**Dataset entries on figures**
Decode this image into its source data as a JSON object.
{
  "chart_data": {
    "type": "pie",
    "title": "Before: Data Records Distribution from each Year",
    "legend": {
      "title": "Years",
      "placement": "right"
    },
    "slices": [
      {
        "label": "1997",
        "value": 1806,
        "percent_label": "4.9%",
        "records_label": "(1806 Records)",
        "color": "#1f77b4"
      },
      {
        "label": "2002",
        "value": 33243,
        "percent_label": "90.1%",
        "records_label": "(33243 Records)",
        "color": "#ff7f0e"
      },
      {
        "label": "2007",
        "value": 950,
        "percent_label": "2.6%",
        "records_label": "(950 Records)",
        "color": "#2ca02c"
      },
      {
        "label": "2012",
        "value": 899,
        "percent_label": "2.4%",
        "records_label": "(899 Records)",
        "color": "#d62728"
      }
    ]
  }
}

* * *

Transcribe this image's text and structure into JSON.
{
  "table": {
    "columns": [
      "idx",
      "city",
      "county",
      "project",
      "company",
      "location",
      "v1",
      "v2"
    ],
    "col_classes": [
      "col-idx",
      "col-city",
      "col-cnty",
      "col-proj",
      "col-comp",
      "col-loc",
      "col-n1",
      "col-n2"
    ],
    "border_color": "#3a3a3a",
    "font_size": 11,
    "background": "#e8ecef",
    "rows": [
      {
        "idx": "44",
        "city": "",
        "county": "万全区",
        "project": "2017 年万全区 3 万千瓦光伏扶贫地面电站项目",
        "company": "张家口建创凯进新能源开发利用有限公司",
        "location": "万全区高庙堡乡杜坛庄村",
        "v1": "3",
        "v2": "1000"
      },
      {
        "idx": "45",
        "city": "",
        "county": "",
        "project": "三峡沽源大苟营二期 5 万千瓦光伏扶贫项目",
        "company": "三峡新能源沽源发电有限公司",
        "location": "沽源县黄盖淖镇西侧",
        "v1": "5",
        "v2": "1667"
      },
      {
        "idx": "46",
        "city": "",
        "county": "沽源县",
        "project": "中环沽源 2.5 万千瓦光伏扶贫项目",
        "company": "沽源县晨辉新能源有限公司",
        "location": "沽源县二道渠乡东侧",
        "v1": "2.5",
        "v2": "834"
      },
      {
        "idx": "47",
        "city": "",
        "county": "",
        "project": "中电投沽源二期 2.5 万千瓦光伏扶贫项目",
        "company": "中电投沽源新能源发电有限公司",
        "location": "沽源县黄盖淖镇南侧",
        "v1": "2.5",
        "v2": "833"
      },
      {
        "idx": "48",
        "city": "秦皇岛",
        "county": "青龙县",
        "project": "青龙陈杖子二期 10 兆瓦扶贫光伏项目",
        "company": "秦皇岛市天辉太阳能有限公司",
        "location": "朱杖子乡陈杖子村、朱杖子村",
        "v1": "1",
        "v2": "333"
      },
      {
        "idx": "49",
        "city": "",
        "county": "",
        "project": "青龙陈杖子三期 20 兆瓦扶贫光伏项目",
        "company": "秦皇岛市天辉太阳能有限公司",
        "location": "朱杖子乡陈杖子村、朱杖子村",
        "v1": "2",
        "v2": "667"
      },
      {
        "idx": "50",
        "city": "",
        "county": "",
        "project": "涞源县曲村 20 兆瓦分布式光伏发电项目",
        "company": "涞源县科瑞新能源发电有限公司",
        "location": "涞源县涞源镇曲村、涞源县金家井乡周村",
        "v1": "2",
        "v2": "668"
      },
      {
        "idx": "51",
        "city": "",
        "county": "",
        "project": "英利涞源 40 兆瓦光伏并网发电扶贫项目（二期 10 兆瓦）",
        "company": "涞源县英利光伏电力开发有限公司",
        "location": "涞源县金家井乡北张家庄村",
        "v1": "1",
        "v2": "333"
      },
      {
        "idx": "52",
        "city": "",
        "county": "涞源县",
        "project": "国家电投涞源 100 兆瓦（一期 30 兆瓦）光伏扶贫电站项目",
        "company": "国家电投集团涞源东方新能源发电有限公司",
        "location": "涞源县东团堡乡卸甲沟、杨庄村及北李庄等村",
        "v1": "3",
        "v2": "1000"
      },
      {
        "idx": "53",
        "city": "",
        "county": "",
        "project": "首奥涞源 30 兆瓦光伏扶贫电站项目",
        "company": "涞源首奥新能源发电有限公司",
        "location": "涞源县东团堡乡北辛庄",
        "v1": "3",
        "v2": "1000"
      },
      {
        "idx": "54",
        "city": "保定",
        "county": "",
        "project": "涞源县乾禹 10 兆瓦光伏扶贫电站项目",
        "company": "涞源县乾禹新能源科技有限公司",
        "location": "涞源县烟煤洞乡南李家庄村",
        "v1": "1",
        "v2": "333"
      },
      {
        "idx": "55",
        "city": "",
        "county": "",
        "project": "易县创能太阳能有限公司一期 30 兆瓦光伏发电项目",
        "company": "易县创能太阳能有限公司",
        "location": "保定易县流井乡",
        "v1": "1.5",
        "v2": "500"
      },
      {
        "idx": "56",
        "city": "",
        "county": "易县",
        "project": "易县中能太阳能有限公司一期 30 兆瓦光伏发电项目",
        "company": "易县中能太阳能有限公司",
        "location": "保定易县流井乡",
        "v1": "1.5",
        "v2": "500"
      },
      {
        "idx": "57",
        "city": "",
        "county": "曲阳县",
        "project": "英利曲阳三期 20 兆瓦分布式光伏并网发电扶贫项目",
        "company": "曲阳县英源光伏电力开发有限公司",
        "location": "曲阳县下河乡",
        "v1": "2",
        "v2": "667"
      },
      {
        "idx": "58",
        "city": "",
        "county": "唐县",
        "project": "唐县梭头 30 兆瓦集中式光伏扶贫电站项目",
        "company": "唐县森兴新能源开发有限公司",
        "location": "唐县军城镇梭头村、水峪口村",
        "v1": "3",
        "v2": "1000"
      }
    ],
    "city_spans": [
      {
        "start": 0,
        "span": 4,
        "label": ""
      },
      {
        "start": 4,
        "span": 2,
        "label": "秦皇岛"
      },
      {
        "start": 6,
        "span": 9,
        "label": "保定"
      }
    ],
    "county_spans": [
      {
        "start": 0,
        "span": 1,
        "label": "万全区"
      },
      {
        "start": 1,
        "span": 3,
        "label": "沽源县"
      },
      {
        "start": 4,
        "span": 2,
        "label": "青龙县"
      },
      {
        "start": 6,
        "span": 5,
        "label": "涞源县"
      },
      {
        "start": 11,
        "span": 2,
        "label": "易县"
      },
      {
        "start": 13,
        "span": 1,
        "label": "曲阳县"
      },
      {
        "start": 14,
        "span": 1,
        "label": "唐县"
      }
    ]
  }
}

**SHORT EXERCISE**
Select the lines from the entries that include the word "万千瓦光伏扶贫项目".

**REPLY TO THE EXERCISE**
        "project": "三峡沽源大苟营二期 5 万千瓦光伏扶贫项目",
        "project": "中环沽源 2.5 万千瓦光伏扶贫项目",
        "project": "中电投沽源二期 2.5 万千瓦光伏扶贫项目",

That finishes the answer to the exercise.